[Exercise]
Retype all the entries word for word, but omit the pictures.

━━━━━ Material supplied

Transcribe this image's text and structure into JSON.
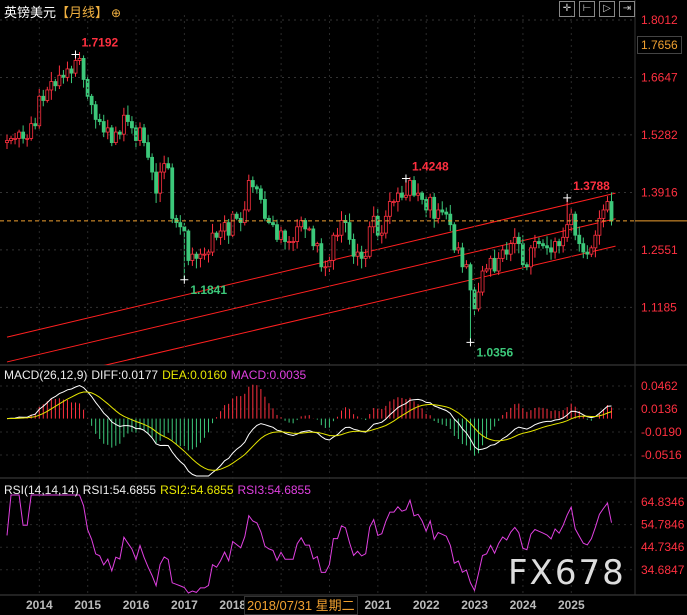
{
  "header": {
    "instrument": "英镑美元",
    "period": "【月线】",
    "icon": "crosshair-circle-icon"
  },
  "toolbar": [
    {
      "icon": "crosshair-icon",
      "glyph": "✛"
    },
    {
      "icon": "fit-range-icon",
      "glyph": "⊢"
    },
    {
      "icon": "play-forward-icon",
      "glyph": "▷"
    },
    {
      "icon": "jump-end-icon",
      "glyph": "⇥"
    }
  ],
  "cursor_price": "1.7656",
  "macd": {
    "label": "MACD(26,12,9)",
    "diff": "DIFF:0.0177",
    "dea": "DEA:0.0160",
    "macd": "MACD:0.0035",
    "axis": [
      "0.0462",
      "0.0136",
      "-0.0190",
      "-0.0516"
    ]
  },
  "rsi": {
    "label": "RSI(14,14,14)",
    "rsi1": "RSI1:54.6855",
    "rsi2": "RSI2:54.6855",
    "rsi3": "RSI3:54.6855",
    "axis": [
      "64.8346",
      "54.7846",
      "44.7346",
      "34.6847"
    ]
  },
  "cursor_date": "2018/07/31 星期二",
  "watermark": "FX678",
  "colors": {
    "up": "#ff3040",
    "down": "#3cc87a",
    "diff": "#ffffff",
    "dea": "#e6e600",
    "rsi": "#e040e0",
    "axis": "#ff3040",
    "current": "#f0a030"
  },
  "chart_data": {
    "type": "candlestick",
    "interval": "monthly",
    "start": "2013-02",
    "price_axis": [
      "1.8012",
      "1.6647",
      "1.5282",
      "1.3916",
      "1.2551",
      "1.1185"
    ],
    "ylim": [
      1.01,
      1.81
    ],
    "x_ticks": [
      "2014",
      "2015",
      "2016",
      "2017",
      "2018",
      "2021",
      "2022",
      "2023",
      "2024",
      "2025"
    ],
    "current_price": 1.324,
    "closes": [
      1.515,
      1.52,
      1.52,
      1.535,
      1.52,
      1.52,
      1.555,
      1.55,
      1.62,
      1.61,
      1.635,
      1.655,
      1.645,
      1.67,
      1.665,
      1.685,
      1.675,
      1.705,
      1.71,
      1.66,
      1.62,
      1.6,
      1.565,
      1.56,
      1.535,
      1.545,
      1.51,
      1.535,
      1.53,
      1.575,
      1.56,
      1.545,
      1.515,
      1.545,
      1.51,
      1.475,
      1.44,
      1.39,
      1.44,
      1.46,
      1.45,
      1.33,
      1.32,
      1.31,
      1.3,
      1.23,
      1.245,
      1.235,
      1.245,
      1.245,
      1.25,
      1.295,
      1.285,
      1.3,
      1.32,
      1.29,
      1.34,
      1.33,
      1.32,
      1.35,
      1.42,
      1.405,
      1.4,
      1.375,
      1.33,
      1.32,
      1.315,
      1.28,
      1.3,
      1.275,
      1.275,
      1.275,
      1.31,
      1.325,
      1.305,
      1.305,
      1.265,
      1.27,
      1.215,
      1.215,
      1.23,
      1.29,
      1.29,
      1.325,
      1.32,
      1.28,
      1.24,
      1.25,
      1.235,
      1.24,
      1.31,
      1.335,
      1.29,
      1.295,
      1.335,
      1.37,
      1.37,
      1.39,
      1.38,
      1.385,
      1.42,
      1.385,
      1.39,
      1.375,
      1.35,
      1.38,
      1.33,
      1.35,
      1.345,
      1.34,
      1.315,
      1.255,
      1.26,
      1.215,
      1.22,
      1.16,
      1.115,
      1.155,
      1.205,
      1.21,
      1.235,
      1.205,
      1.235,
      1.255,
      1.245,
      1.27,
      1.285,
      1.27,
      1.22,
      1.215,
      1.26,
      1.275,
      1.27,
      1.265,
      1.26,
      1.25,
      1.275,
      1.265,
      1.285,
      1.315,
      1.34,
      1.29,
      1.27,
      1.25,
      1.245,
      1.26,
      1.29,
      1.33,
      1.35,
      1.37,
      1.324
    ],
    "annotations": [
      {
        "date": "2014-07",
        "price": 1.7192,
        "label": "1.7192",
        "kind": "high"
      },
      {
        "date": "2016-10",
        "price": 1.1841,
        "label": "1.1841",
        "kind": "low"
      },
      {
        "date": "2021-05",
        "price": 1.4248,
        "label": "1.4248",
        "kind": "high"
      },
      {
        "date": "2022-09",
        "price": 1.0356,
        "label": "1.0356",
        "kind": "low"
      },
      {
        "date": "2024-09",
        "price": 1.3788,
        "label": "1.3788",
        "kind": "high"
      }
    ],
    "channel_lines": [
      {
        "from": [
          "2013-02",
          1.048
        ],
        "to": [
          "2025-09",
          1.39
        ]
      },
      {
        "from": [
          "2013-02",
          0.989
        ],
        "to": [
          "2025-09",
          1.329
        ]
      },
      {
        "from": [
          "2013-02",
          0.927
        ],
        "to": [
          "2025-09",
          1.264
        ]
      }
    ],
    "macd_params": [
      26,
      12,
      9
    ],
    "rsi_period": 14
  }
}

━━━━━━━━━━

[Solution to the exercise]
Transcribe this image's text and structure into JSON.
{
  "header": {
    "instrument": "英镑美元",
    "period": "【月线】",
    "icon": "crosshair-circle-icon"
  },
  "toolbar": [
    {
      "icon": "crosshair-icon",
      "glyph": "✛"
    },
    {
      "icon": "fit-range-icon",
      "glyph": "⊢"
    },
    {
      "icon": "play-forward-icon",
      "glyph": "▷"
    },
    {
      "icon": "jump-end-icon",
      "glyph": "⇥"
    }
  ],
  "cursor_price": "1.7656",
  "macd": {
    "label": "MACD(26,12,9)",
    "diff": "DIFF:0.0177",
    "dea": "DEA:0.0160",
    "macd": "MACD:0.0035",
    "axis": [
      "0.0462",
      "0.0136",
      "-0.0190",
      "-0.0516"
    ]
  },
  "rsi": {
    "label": "RSI(14,14,14)",
    "rsi1": "RSI1:54.6855",
    "rsi2": "RSI2:54.6855",
    "rsi3": "RSI3:54.6855",
    "axis": [
      "64.8346",
      "54.7846",
      "44.7346",
      "34.6847"
    ]
  },
  "cursor_date": "2018/07/31 星期二",
  "watermark": "FX678",
  "colors": {
    "up": "#ff3040",
    "down": "#3cc87a",
    "diff": "#ffffff",
    "dea": "#e6e600",
    "rsi": "#e040e0",
    "axis": "#ff3040",
    "current": "#f0a030"
  },
  "chart_data": {
    "type": "candlestick",
    "interval": "monthly",
    "start": "2013-02",
    "price_axis": [
      "1.8012",
      "1.6647",
      "1.5282",
      "1.3916",
      "1.2551",
      "1.1185"
    ],
    "ylim": [
      1.01,
      1.81
    ],
    "x_ticks": [
      "2014",
      "2015",
      "2016",
      "2017",
      "2018",
      "2021",
      "2022",
      "2023",
      "2024",
      "2025"
    ],
    "current_price": 1.324,
    "closes": [
      1.515,
      1.52,
      1.52,
      1.535,
      1.52,
      1.52,
      1.555,
      1.55,
      1.62,
      1.61,
      1.635,
      1.655,
      1.645,
      1.67,
      1.665,
      1.685,
      1.675,
      1.705,
      1.71,
      1.66,
      1.62,
      1.6,
      1.565,
      1.56,
      1.535,
      1.545,
      1.51,
      1.535,
      1.53,
      1.575,
      1.56,
      1.545,
      1.515,
      1.545,
      1.51,
      1.475,
      1.44,
      1.39,
      1.44,
      1.46,
      1.45,
      1.33,
      1.32,
      1.31,
      1.3,
      1.23,
      1.245,
      1.235,
      1.245,
      1.245,
      1.25,
      1.295,
      1.285,
      1.3,
      1.32,
      1.29,
      1.34,
      1.33,
      1.32,
      1.35,
      1.42,
      1.405,
      1.4,
      1.375,
      1.33,
      1.32,
      1.315,
      1.28,
      1.3,
      1.275,
      1.275,
      1.275,
      1.31,
      1.325,
      1.305,
      1.305,
      1.265,
      1.27,
      1.215,
      1.215,
      1.23,
      1.29,
      1.29,
      1.325,
      1.32,
      1.28,
      1.24,
      1.25,
      1.235,
      1.24,
      1.31,
      1.335,
      1.29,
      1.295,
      1.335,
      1.37,
      1.37,
      1.39,
      1.38,
      1.385,
      1.42,
      1.385,
      1.39,
      1.375,
      1.35,
      1.38,
      1.33,
      1.35,
      1.345,
      1.34,
      1.315,
      1.255,
      1.26,
      1.215,
      1.22,
      1.16,
      1.115,
      1.155,
      1.205,
      1.21,
      1.235,
      1.205,
      1.235,
      1.255,
      1.245,
      1.27,
      1.285,
      1.27,
      1.22,
      1.215,
      1.26,
      1.275,
      1.27,
      1.265,
      1.26,
      1.25,
      1.275,
      1.265,
      1.285,
      1.315,
      1.34,
      1.29,
      1.27,
      1.25,
      1.245,
      1.26,
      1.29,
      1.33,
      1.35,
      1.37,
      1.324
    ],
    "annotations": [
      {
        "date": "2014-07",
        "price": 1.7192,
        "label": "1.7192",
        "kind": "high"
      },
      {
        "date": "2016-10",
        "price": 1.1841,
        "label": "1.1841",
        "kind": "low"
      },
      {
        "date": "2021-05",
        "price": 1.4248,
        "label": "1.4248",
        "kind": "high"
      },
      {
        "date": "2022-09",
        "price": 1.0356,
        "label": "1.0356",
        "kind": "low"
      },
      {
        "date": "2024-09",
        "price": 1.3788,
        "label": "1.3788",
        "kind": "high"
      }
    ],
    "channel_lines": [
      {
        "from": [
          "2013-02",
          1.048
        ],
        "to": [
          "2025-09",
          1.39
        ]
      },
      {
        "from": [
          "2013-02",
          0.989
        ],
        "to": [
          "2025-09",
          1.329
        ]
      },
      {
        "from": [
          "2013-02",
          0.927
        ],
        "to": [
          "2025-09",
          1.264
        ]
      }
    ],
    "macd_params": [
      26,
      12,
      9
    ],
    "rsi_period": 14
  }
}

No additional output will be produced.